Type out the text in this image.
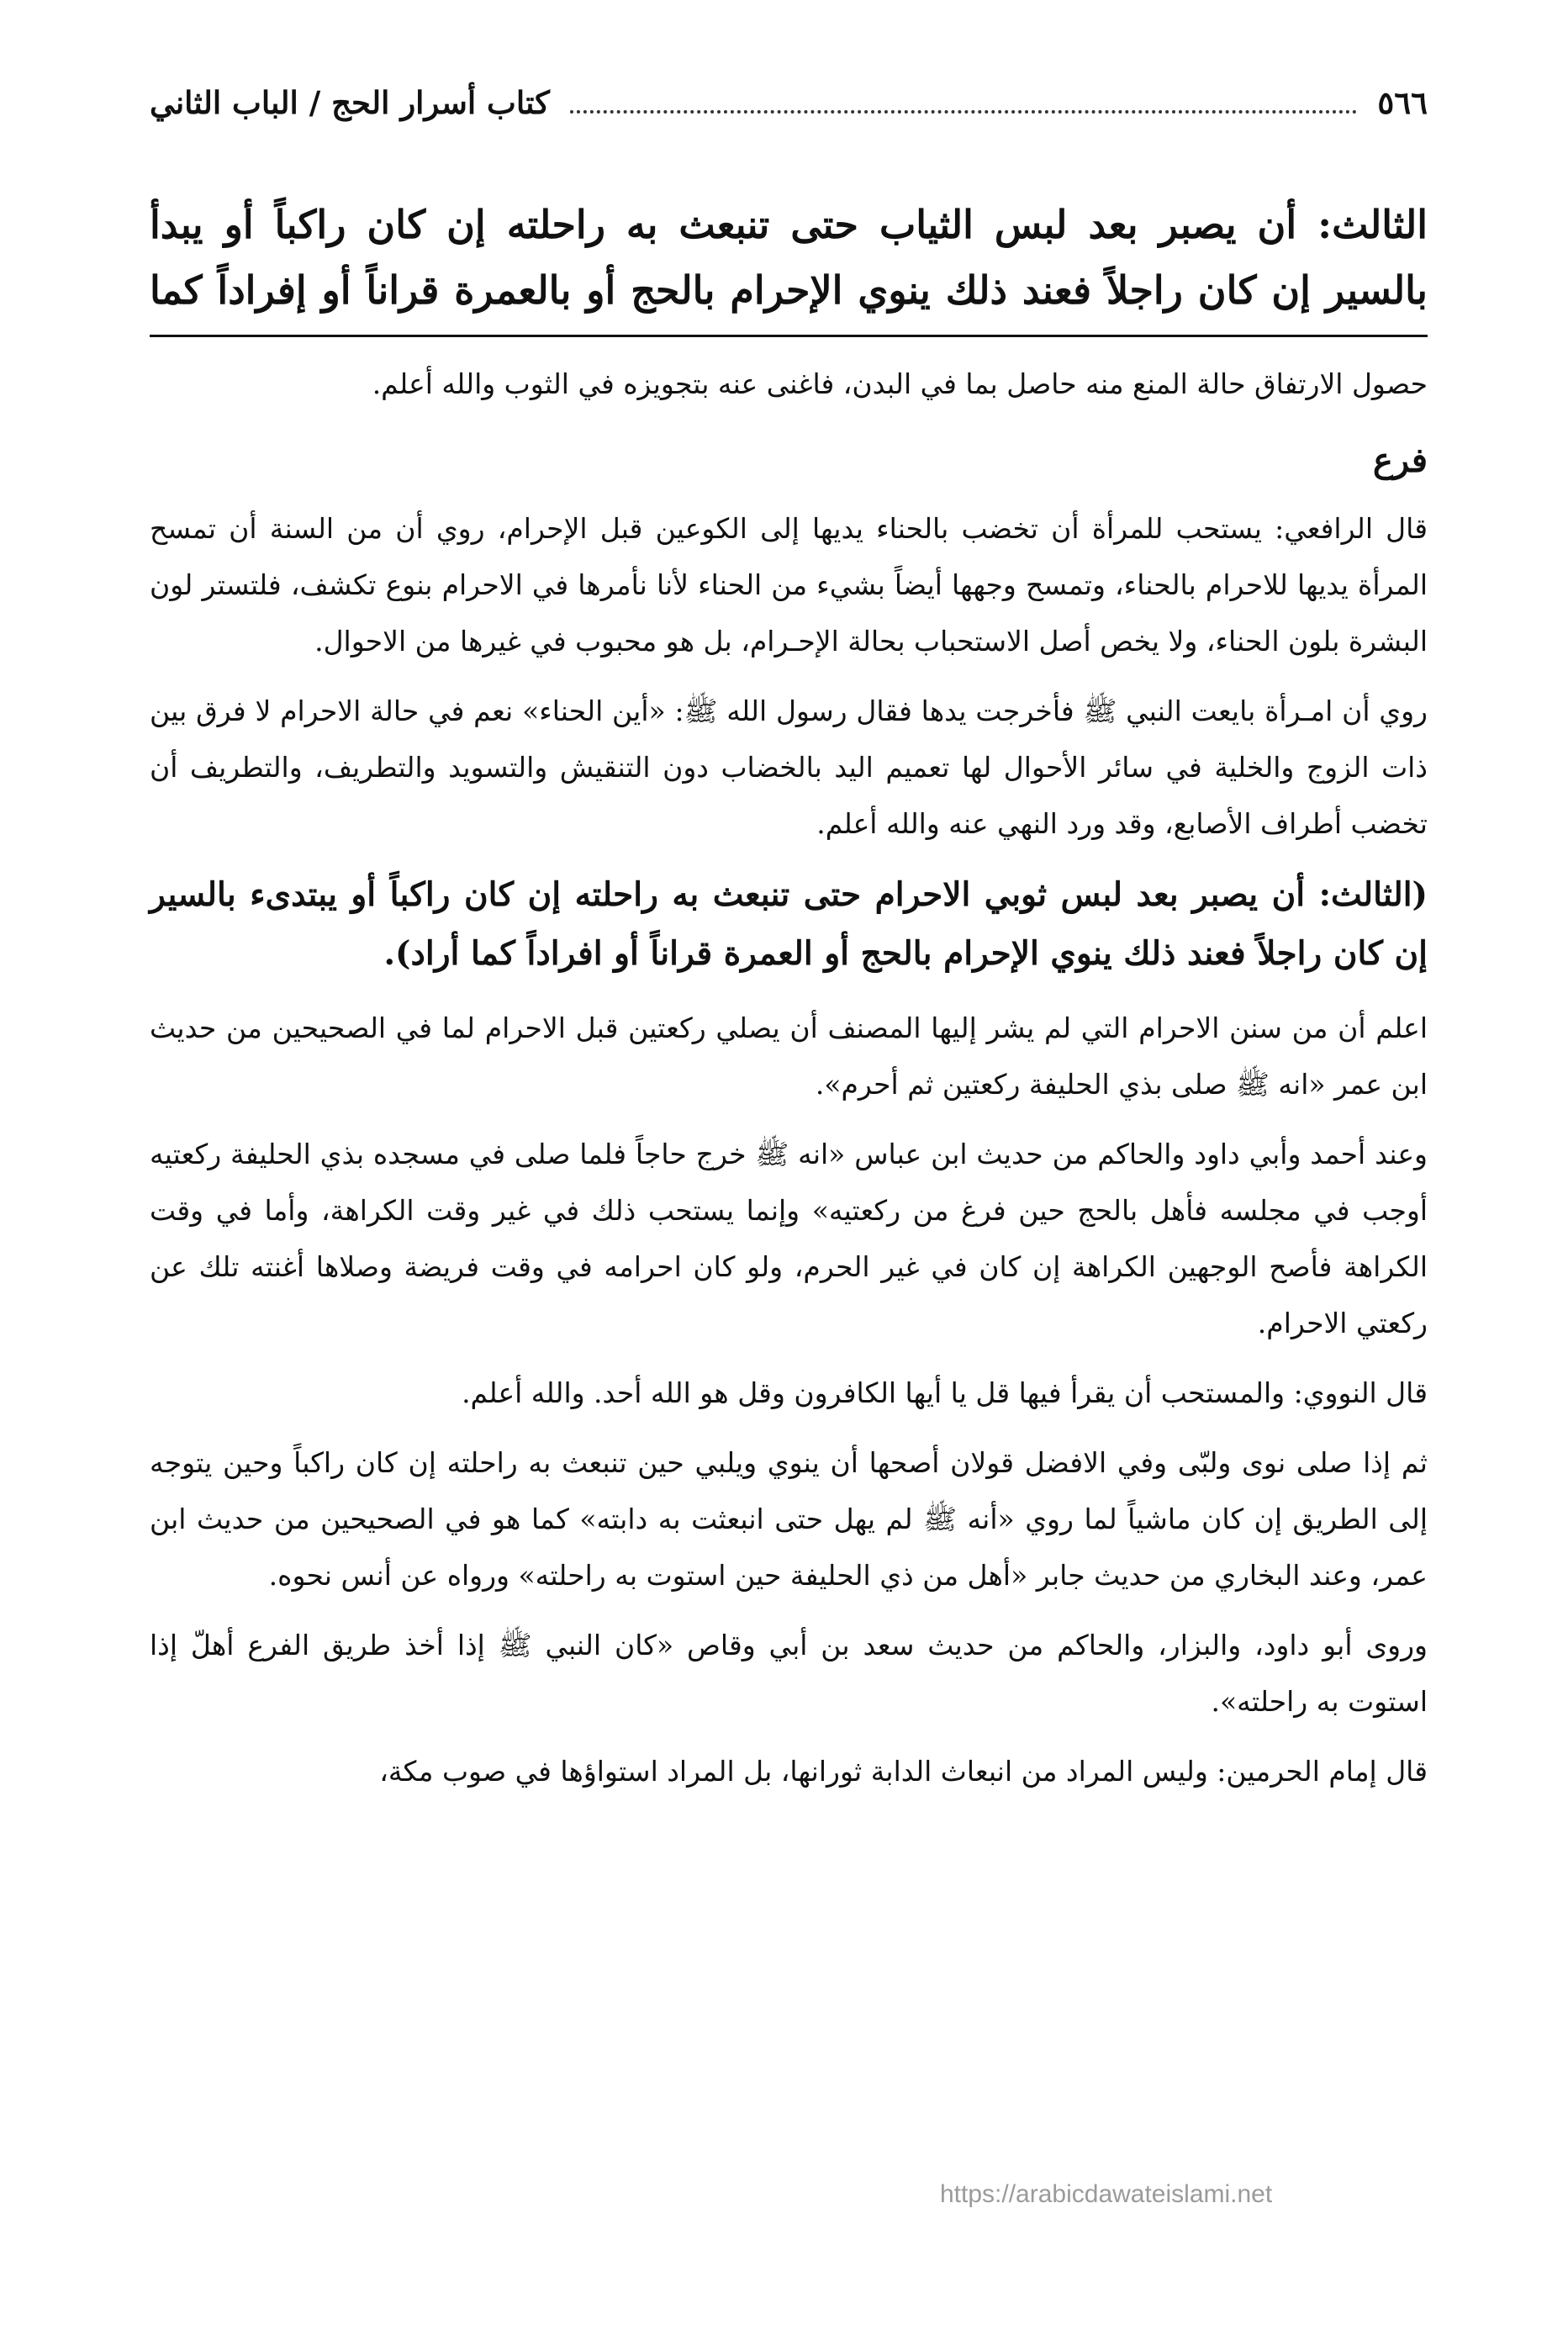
٥٦٦
كتاب أسرار الحج / الباب الثاني
الثالث: أن يصبر بعد لبس الثياب حتى تنبعث به راحلته إن كان راكباً أو يبدأ بالسير إن كان راجلاً فعند ذلك ينوي الإحرام بالحج أو بالعمرة قراناً أو إفراداً كما

حصول الارتفاق حالة المنع منه حاصل بما في البدن، فاغنى عنه بتجويزه في الثوب والله أعلم.

فرع

قال الرافعي: يستحب للمرأة أن تخضب بالحناء يديها إلى الكوعين قبل الإحرام، روي أن من السنة أن تمسح المرأة يديها للاحرام بالحناء، وتمسح وجهها أيضاً بشيء من الحناء لأنا نأمرها في الاحرام بنوع تكشف، فلتستر لون البشرة بلون الحناء، ولا يخص أصل الاستحباب بحالة الإحـرام، بل هو محبوب في غيرها من الاحوال.

روي أن امـرأة بايعت النبي ﷺ فأخرجت يدها فقال رسول الله ﷺ: «أين الحناء» نعم في حالة الاحرام لا فرق بين ذات الزوج والخلية في سائر الأحوال لها تعميم اليد بالخضاب دون التنقيش والتسويد والتطريف، والتطريف أن تخضب أطراف الأصابع، وقد ورد النهي عنه والله أعلم.

(الثالث: أن يصبر بعد لبس ثوبي الاحرام حتى تنبعث به راحلته إن كان راكباً أو يبتدىء بالسير إن كان راجلاً فعند ذلك ينوي الإحرام بالحج أو العمرة قراناً أو افراداً كما أراد).

اعلم أن من سنن الاحرام التي لم يشر إليها المصنف أن يصلي ركعتين قبل الاحرام لما في الصحيحين من حديث ابن عمر «انه ﷺ صلى بذي الحليفة ركعتين ثم أحرم».

وعند أحمد وأبي داود والحاكم من حديث ابن عباس «انه ﷺ خرج حاجاً فلما صلى في مسجده بذي الحليفة ركعتيه أوجب في مجلسه فأهل بالحج حين فرغ من ركعتيه» وإنما يستحب ذلك في غير وقت الكراهة، وأما في وقت الكراهة فأصح الوجهين الكراهة إن كان في غير الحرم، ولو كان احرامه في وقت فريضة وصلاها أغنته تلك عن ركعتي الاحرام.

قال النووي: والمستحب أن يقرأ فيها قل يا أيها الكافرون وقل هو الله أحد. والله أعلم.

ثم إذا صلى نوى ولبّى وفي الافضل قولان أصحها أن ينوي ويلبي حين تنبعث به راحلته إن كان راكباً وحين يتوجه إلى الطريق إن كان ماشياً لما روي «أنه ﷺ لم يهل حتى انبعثت به دابته» كما هو في الصحيحين من حديث ابن عمر، وعند البخاري من حديث جابر «أهل من ذي الحليفة حين استوت به راحلته» ورواه عن أنس نحوه.

وروى أبو داود، والبزار، والحاكم من حديث سعد بن أبي وقاص «كان النبي ﷺ إذا أخذ طريق الفرع أهلّ إذا استوت به راحلته».

قال إمام الحرمين: وليس المراد من انبعاث الدابة ثورانها، بل المراد استواؤها في صوب مكة،

https://arabicdawateislami.net
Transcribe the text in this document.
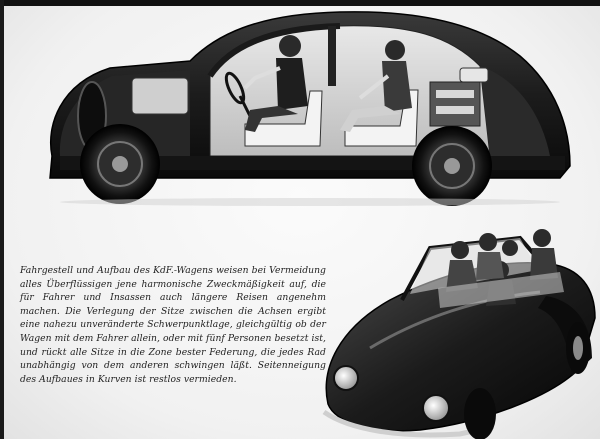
Fahrgestell und Aufbau des KdF.-Wagens weisen bei Vermeidung alles Überflüssigen jene harmonische Zweckmäßigkeit auf, die für Fahrer und Insassen auch längere Reisen angenehm machen. Die Verlegung der Sitze zwischen die Achsen ergibt eine nahezu unveränderte Schwerpunktlage, gleichgültig ob der Wagen mit dem Fahrer allein, oder mit fünf Personen besetzt ist, und rückt alle Sitze in die Zone bester Federung, die jedes Rad unabhängig von dem anderen schwingen läßt. Seitenneigung des Aufbaues in Kurven ist restlos vermieden.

- Exercise prompt
Leave out every picture and write out exactly the lines running from the line containing "Transcribe the text in this document." to the end of the listing above.

- Problem solution
Transcribe the text in this document.
Fahrgestell und Aufbau des KdF.-Wagens weisen bei Vermeidung alles Überflüssigen jene harmonische Zweckmäßigkeit auf, die für Fahrer und Insassen auch längere Reisen angenehm machen. Die Verlegung der Sitze zwischen die Achsen ergibt eine nahezu unveränderte Schwerpunktlage, gleichgültig ob der Wagen mit dem Fahrer allein, oder mit fünf Personen besetzt ist, und rückt alle Sitze in die Zone bester Federung, die jedes Rad unabhängig von dem anderen schwingen läßt. Seitenneigung des Aufbaues in Kurven ist restlos vermieden.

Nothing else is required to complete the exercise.